** begin **

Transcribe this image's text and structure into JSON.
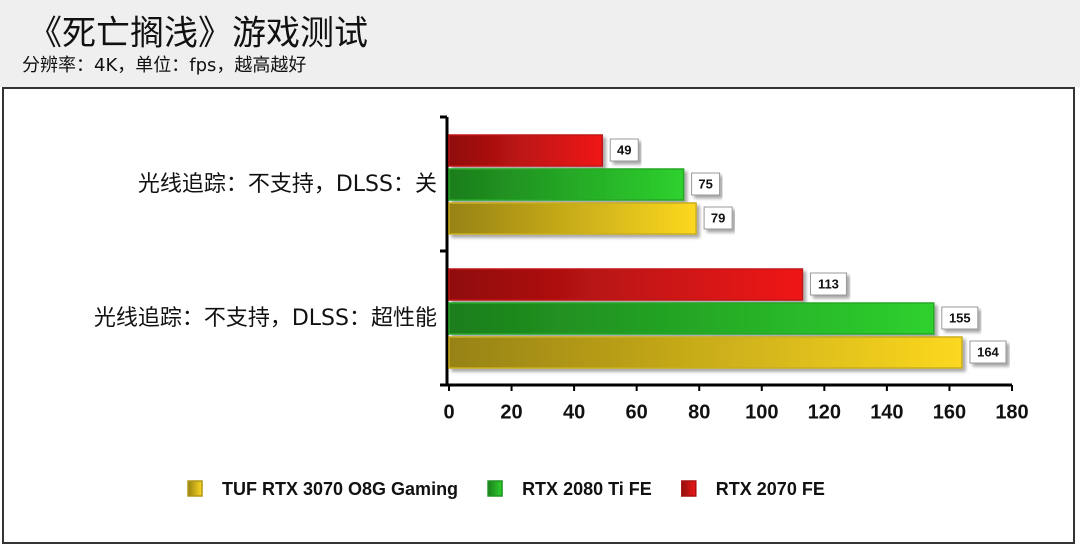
{
  "chart_data": {
    "type": "bar",
    "orientation": "horizontal",
    "title": "《死亡搁浅》游戏测试",
    "subtitle": "分辨率：4K，单位：fps，越高越好",
    "categories": [
      "光线追踪：不支持，DLSS：关",
      "光线追踪：不支持，DLSS：超性能"
    ],
    "series": [
      {
        "name": "TUF RTX 3070 O8G Gaming",
        "color": "#fcd820",
        "values": [
          79,
          164
        ]
      },
      {
        "name": "RTX 2080 Ti FE",
        "color": "#2ed12e",
        "values": [
          75,
          155
        ]
      },
      {
        "name": "RTX 2070 FE",
        "color": "#f01818",
        "values": [
          49,
          113
        ]
      }
    ],
    "xlim": [
      0,
      180
    ],
    "xticks": [
      0,
      20,
      40,
      60,
      80,
      100,
      120,
      140,
      160,
      180
    ],
    "legend": "bottom"
  }
}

** end **

**Problem to work on**
Skip every picture and transcribe the data above exactly.

**Reply to the exercise**
Transcribe this image's text and structure into JSON.
{
  "chart_data": {
    "type": "bar",
    "orientation": "horizontal",
    "title": "《死亡搁浅》游戏测试",
    "subtitle": "分辨率：4K，单位：fps，越高越好",
    "categories": [
      "光线追踪：不支持，DLSS：关",
      "光线追踪：不支持，DLSS：超性能"
    ],
    "series": [
      {
        "name": "TUF RTX 3070 O8G Gaming",
        "color": "#fcd820",
        "values": [
          79,
          164
        ]
      },
      {
        "name": "RTX 2080 Ti FE",
        "color": "#2ed12e",
        "values": [
          75,
          155
        ]
      },
      {
        "name": "RTX 2070 FE",
        "color": "#f01818",
        "values": [
          49,
          113
        ]
      }
    ],
    "xlim": [
      0,
      180
    ],
    "xticks": [
      0,
      20,
      40,
      60,
      80,
      100,
      120,
      140,
      160,
      180
    ],
    "legend": "bottom"
  }
}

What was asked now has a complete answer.